*Directions*.
Determine the number of lines that have the string "Hrsg" in them, and give only that number.

........

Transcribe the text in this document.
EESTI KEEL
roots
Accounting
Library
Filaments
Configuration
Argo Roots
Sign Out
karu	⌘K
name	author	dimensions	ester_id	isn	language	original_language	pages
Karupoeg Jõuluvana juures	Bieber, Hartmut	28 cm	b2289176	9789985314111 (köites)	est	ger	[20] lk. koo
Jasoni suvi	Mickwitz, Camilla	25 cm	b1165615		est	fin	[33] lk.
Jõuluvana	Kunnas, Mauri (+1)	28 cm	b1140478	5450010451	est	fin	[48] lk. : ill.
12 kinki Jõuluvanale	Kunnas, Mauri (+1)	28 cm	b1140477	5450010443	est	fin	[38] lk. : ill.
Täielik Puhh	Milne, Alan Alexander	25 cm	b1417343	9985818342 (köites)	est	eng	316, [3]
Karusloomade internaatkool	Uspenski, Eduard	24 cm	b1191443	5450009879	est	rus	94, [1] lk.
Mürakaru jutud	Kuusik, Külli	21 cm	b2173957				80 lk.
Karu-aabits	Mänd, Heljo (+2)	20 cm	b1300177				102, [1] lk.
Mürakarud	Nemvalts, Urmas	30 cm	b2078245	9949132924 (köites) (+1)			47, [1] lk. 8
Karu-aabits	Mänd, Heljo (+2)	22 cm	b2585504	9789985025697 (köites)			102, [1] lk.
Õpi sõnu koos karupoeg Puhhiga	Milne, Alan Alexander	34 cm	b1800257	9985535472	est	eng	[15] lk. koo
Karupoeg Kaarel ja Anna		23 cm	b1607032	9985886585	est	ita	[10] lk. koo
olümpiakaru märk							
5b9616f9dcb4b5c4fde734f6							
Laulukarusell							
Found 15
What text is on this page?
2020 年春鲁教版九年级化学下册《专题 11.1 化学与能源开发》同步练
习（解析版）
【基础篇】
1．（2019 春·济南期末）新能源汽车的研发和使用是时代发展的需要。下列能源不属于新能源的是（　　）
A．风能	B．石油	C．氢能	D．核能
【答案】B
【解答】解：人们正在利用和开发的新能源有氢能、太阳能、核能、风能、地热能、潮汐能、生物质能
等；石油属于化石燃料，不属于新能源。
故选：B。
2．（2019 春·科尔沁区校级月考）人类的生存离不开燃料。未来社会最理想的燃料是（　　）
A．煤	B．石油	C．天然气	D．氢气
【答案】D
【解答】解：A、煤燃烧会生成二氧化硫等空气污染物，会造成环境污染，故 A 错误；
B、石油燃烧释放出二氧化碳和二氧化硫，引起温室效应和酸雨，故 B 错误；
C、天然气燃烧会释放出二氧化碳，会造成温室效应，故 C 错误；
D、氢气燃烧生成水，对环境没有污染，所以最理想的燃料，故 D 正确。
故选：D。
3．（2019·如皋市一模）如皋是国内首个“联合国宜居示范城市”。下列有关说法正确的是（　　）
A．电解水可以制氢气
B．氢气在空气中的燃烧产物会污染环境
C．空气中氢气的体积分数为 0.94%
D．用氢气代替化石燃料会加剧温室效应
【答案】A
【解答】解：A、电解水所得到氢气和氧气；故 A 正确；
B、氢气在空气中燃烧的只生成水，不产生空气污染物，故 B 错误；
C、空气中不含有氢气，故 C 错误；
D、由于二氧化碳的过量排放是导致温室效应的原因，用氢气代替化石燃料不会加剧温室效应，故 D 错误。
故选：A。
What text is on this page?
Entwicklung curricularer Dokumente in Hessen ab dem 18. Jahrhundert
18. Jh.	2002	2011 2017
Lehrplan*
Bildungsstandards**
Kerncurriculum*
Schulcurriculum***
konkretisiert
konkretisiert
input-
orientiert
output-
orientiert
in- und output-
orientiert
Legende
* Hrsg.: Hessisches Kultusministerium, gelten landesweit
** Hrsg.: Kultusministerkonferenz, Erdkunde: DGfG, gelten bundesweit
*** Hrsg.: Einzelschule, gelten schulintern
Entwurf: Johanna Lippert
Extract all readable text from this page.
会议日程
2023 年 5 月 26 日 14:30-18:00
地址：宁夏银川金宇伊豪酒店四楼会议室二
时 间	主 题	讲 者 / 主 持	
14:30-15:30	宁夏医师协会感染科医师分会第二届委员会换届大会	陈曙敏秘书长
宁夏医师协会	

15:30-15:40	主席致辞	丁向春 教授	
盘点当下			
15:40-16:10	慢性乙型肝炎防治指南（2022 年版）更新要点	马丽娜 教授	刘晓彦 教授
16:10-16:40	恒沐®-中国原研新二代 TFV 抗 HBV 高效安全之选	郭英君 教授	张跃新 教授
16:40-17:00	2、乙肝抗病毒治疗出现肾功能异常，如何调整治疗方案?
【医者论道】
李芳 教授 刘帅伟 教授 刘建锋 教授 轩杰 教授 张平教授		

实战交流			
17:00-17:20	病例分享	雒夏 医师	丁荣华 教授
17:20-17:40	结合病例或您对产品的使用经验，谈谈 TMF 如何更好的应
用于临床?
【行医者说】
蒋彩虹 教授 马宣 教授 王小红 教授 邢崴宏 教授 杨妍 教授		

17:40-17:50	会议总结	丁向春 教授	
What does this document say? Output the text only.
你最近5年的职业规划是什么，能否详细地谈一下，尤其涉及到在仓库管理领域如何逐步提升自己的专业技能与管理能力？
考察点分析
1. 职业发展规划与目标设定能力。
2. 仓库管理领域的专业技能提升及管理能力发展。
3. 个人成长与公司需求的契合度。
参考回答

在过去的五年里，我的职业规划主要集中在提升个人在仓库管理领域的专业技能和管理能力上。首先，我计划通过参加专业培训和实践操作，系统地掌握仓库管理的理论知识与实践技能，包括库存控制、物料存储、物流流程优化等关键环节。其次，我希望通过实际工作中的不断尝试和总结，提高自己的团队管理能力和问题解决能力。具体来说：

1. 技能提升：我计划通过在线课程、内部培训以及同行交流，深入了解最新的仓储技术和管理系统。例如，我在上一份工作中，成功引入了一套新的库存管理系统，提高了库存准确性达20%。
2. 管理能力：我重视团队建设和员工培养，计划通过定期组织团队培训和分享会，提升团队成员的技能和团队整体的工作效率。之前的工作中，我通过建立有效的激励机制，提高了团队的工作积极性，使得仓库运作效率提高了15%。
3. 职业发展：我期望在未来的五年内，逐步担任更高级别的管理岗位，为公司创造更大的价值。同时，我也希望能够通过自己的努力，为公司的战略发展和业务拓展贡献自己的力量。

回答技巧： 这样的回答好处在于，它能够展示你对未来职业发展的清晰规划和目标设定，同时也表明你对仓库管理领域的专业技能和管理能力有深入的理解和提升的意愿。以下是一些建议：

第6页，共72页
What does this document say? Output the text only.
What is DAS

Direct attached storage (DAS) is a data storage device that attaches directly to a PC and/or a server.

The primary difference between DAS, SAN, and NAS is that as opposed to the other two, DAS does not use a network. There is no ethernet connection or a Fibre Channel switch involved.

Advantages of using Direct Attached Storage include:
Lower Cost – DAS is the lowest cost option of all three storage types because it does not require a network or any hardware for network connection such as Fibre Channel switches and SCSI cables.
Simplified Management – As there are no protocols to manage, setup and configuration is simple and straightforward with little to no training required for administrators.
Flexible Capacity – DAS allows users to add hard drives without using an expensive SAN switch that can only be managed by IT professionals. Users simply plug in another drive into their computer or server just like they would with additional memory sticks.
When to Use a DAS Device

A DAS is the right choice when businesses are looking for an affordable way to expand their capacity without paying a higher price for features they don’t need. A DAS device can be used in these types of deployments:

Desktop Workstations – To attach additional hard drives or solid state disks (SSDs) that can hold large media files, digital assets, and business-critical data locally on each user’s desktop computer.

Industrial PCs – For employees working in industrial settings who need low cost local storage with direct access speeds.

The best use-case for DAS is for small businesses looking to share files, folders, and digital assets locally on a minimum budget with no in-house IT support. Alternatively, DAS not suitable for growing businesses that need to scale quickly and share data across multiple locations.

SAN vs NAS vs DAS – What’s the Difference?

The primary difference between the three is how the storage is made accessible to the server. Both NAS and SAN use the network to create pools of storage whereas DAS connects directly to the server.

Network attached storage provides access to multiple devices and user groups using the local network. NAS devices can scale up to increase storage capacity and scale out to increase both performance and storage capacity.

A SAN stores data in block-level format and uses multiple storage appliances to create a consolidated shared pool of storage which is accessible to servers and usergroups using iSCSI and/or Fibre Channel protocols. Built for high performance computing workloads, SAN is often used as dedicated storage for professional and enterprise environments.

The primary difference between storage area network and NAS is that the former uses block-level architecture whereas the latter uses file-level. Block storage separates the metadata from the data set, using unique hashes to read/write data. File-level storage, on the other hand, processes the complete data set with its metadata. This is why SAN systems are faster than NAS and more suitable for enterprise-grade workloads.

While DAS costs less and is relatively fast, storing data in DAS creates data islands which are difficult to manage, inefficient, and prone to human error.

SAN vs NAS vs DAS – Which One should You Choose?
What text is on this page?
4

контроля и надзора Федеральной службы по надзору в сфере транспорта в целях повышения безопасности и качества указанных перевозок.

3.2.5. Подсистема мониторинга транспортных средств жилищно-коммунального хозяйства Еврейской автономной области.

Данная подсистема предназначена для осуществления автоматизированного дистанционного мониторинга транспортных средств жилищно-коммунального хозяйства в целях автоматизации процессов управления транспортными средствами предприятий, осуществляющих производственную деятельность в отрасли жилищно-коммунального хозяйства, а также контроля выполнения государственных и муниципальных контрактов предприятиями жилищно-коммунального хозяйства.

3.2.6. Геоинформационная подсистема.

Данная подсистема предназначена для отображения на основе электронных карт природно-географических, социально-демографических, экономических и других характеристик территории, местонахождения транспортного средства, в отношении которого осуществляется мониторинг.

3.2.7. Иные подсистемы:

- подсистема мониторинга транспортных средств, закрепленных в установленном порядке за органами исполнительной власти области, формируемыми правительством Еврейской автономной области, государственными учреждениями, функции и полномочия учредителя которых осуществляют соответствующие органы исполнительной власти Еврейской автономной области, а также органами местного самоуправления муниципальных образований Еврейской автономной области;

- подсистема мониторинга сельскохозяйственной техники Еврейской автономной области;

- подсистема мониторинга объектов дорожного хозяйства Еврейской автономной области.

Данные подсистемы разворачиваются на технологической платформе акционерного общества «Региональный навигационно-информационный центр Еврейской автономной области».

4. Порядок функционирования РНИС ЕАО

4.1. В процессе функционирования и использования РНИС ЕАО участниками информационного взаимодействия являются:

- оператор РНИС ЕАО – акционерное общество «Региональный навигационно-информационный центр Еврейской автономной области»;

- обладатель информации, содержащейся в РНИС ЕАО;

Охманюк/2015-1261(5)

........

*The reply*.
3